_Exercise instructions_.
Word for word, return the entries listed below.

_Materials provided_.
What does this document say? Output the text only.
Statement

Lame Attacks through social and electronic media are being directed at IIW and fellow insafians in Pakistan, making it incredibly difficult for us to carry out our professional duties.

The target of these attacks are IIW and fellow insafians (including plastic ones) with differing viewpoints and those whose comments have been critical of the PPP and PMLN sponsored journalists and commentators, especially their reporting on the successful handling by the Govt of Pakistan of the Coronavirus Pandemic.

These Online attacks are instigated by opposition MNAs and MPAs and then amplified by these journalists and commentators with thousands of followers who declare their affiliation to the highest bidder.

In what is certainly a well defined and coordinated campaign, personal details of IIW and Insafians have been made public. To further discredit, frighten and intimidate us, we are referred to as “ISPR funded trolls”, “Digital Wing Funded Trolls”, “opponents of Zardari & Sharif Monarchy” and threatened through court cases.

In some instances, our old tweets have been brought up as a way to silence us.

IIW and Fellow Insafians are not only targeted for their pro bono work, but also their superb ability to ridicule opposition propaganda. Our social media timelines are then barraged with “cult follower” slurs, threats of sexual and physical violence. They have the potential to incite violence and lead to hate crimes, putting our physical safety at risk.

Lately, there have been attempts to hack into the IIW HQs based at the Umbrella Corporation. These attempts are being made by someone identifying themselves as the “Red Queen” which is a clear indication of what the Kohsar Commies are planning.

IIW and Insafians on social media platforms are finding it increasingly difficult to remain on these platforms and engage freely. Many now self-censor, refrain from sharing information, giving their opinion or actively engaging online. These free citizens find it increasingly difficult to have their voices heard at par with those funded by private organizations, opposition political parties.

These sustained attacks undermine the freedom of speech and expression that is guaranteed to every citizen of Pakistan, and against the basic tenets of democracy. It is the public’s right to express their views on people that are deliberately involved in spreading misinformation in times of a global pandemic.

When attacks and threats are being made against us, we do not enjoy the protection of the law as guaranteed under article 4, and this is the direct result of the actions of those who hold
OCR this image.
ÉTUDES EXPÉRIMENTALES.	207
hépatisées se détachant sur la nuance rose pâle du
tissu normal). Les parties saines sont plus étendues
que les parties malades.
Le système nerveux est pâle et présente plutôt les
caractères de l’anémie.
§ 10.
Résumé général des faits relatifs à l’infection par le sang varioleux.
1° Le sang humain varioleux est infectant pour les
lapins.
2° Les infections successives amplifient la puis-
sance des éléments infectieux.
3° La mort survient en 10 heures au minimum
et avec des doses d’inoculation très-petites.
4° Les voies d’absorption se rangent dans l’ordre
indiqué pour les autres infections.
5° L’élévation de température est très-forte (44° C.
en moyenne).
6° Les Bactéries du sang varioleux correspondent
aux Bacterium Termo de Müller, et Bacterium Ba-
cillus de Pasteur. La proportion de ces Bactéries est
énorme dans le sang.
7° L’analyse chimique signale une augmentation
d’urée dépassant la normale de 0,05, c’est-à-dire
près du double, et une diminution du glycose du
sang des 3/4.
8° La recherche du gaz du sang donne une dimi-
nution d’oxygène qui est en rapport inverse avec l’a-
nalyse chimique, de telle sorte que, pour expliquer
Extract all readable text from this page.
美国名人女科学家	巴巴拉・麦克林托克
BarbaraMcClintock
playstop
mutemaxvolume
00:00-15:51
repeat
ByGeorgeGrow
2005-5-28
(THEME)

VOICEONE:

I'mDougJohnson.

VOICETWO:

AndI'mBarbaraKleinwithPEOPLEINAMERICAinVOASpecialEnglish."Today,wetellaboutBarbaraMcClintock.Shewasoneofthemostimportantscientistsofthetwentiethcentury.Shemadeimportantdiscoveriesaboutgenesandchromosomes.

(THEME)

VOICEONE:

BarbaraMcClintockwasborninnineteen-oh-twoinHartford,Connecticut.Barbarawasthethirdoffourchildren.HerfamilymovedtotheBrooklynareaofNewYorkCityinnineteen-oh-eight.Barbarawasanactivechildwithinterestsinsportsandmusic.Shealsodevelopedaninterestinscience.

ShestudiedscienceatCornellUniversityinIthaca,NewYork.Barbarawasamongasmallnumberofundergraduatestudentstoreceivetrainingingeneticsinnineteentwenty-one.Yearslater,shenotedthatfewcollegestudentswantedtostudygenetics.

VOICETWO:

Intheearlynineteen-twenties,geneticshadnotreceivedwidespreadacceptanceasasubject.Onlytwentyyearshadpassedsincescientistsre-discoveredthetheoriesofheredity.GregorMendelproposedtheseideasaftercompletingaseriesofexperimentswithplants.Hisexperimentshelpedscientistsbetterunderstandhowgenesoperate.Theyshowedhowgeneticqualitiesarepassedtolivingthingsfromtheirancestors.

_Exercise output_.
What does this document say? Output the text only.
Statement

Lame Attacks through social and electronic media are being directed at IIW and fellow insafians in Pakistan, making it incredibly difficult for us to carry out our professional duties.

The target of these attacks are IIW and fellow insafians (including plastic ones) with differing viewpoints and those whose comments have been critical of the PPP and PMLN sponsored journalists and commentators, especially their reporting on the successful handling by the Govt of Pakistan of the Coronavirus Pandemic.

These Online attacks are instigated by opposition MNAs and MPAs and then amplified by these journalists and commentators with thousands of followers who declare their affiliation to the highest bidder.

In what is certainly a well defined and coordinated campaign, personal details of IIW and Insafians have been made public. To further discredit, frighten and intimidate us, we are referred to as “ISPR funded trolls”, “Digital Wing Funded Trolls”, “opponents of Zardari & Sharif Monarchy” and threatened through court cases.

In some instances, our old tweets have been brought up as a way to silence us.

IIW and Fellow Insafians are not only targeted for their pro bono work, but also their superb ability to ridicule opposition propaganda. Our social media timelines are then barraged with “cult follower” slurs, threats of sexual and physical violence. They have the potential to incite violence and lead to hate crimes, putting our physical safety at risk.

Lately, there have been attempts to hack into the IIW HQs based at the Umbrella Corporation. These attempts are being made by someone identifying themselves as the “Red Queen” which is a clear indication of what the Kohsar Commies are planning.

IIW and Insafians on social media platforms are finding it increasingly difficult to remain on these platforms and engage freely. Many now self-censor, refrain from sharing information, giving their opinion or actively engaging online. These free citizens find it increasingly difficult to have their voices heard at par with those funded by private organizations, opposition political parties.

These sustained attacks undermine the freedom of speech and expression that is guaranteed to every citizen of Pakistan, and against the basic tenets of democracy. It is the public’s right to express their views on people that are deliberately involved in spreading misinformation in times of a global pandemic.

When attacks and threats are being made against us, we do not enjoy the protection of the law as guaranteed under article 4, and this is the direct result of the actions of those who hold
OCR this image.
ÉTUDES EXPÉRIMENTALES.	207
hépatisées se détachant sur la nuance rose pâle du
tissu normal). Les parties saines sont plus étendues
que les parties malades.
Le système nerveux est pâle et présente plutôt les
caractères de l’anémie.
§ 10.
Résumé général des faits relatifs à l’infection par le sang varioleux.
1° Le sang humain varioleux est infectant pour les
lapins.
2° Les infections successives amplifient la puis-
sance des éléments infectieux.
3° La mort survient en 10 heures au minimum
et avec des doses d’inoculation très-petites.
4° Les voies d’absorption se rangent dans l’ordre
indiqué pour les autres infections.
5° L’élévation de température est très-forte (44° C.
en moyenne).
6° Les Bactéries du sang varioleux correspondent
aux Bacterium Termo de Müller, et Bacterium Ba-
cillus de Pasteur. La proportion de ces Bactéries est
énorme dans le sang.
7° L’analyse chimique signale une augmentation
d’urée dépassant la normale de 0,05, c’est-à-dire
près du double, et une diminution du glycose du
sang des 3/4.
8° La recherche du gaz du sang donne une dimi-
nution d’oxygène qui est en rapport inverse avec l’a-
nalyse chimique, de telle sorte que, pour expliquer
Extract all readable text from this page.
美国名人女科学家	巴巴拉・麦克林托克
BarbaraMcClintock
playstop
mutemaxvolume
00:00-15:51
repeat
ByGeorgeGrow
2005-5-28
(THEME)

VOICEONE:

I'mDougJohnson.

VOICETWO:

AndI'mBarbaraKleinwithPEOPLEINAMERICAinVOASpecialEnglish."Today,wetellaboutBarbaraMcClintock.Shewasoneofthemostimportantscientistsofthetwentiethcentury.Shemadeimportantdiscoveriesaboutgenesandchromosomes.

(THEME)

VOICEONE:

BarbaraMcClintockwasborninnineteen-oh-twoinHartford,Connecticut.Barbarawasthethirdoffourchildren.HerfamilymovedtotheBrooklynareaofNewYorkCityinnineteen-oh-eight.Barbarawasanactivechildwithinterestsinsportsandmusic.Shealsodevelopedaninterestinscience.

ShestudiedscienceatCornellUniversityinIthaca,NewYork.Barbarawasamongasmallnumberofundergraduatestudentstoreceivetrainingingeneticsinnineteentwenty-one.Yearslater,shenotedthatfewcollegestudentswantedtostudygenetics.

VOICETWO:

Intheearlynineteen-twenties,geneticshadnotreceivedwidespreadacceptanceasasubject.Onlytwentyyearshadpassedsincescientistsre-discoveredthetheoriesofheredity.GregorMendelproposedtheseideasaftercompletingaseriesofexperimentswithplants.Hisexperimentshelpedscientistsbetterunderstandhowgenesoperate.Theyshowedhowgeneticqualitiesarepassedtolivingthingsfromtheirancestors.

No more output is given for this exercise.